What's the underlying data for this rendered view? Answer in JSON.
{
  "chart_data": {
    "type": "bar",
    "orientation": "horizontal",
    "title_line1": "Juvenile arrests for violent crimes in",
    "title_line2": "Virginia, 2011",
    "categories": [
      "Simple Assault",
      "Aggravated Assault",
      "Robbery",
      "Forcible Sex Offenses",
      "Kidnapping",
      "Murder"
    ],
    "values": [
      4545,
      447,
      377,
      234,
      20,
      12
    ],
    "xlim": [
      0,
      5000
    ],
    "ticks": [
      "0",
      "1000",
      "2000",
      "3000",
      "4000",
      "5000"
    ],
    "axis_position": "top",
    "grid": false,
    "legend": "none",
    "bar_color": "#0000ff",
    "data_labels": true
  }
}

* * * * *

● Problem to solve:
Your task is to repeat every entry exactly.

● Final result:
What's the underlying data for this rendered view? Answer in JSON.
{
  "chart_data": {
    "type": "bar",
    "orientation": "horizontal",
    "title_line1": "Juvenile arrests for violent crimes in",
    "title_line2": "Virginia, 2011",
    "categories": [
      "Simple Assault",
      "Aggravated Assault",
      "Robbery",
      "Forcible Sex Offenses",
      "Kidnapping",
      "Murder"
    ],
    "values": [
      4545,
      447,
      377,
      234,
      20,
      12
    ],
    "xlim": [
      0,
      5000
    ],
    "ticks": [
      "0",
      "1000",
      "2000",
      "3000",
      "4000",
      "5000"
    ],
    "axis_position": "top",
    "grid": false,
    "legend": "none",
    "bar_color": "#0000ff",
    "data_labels": true
  }
}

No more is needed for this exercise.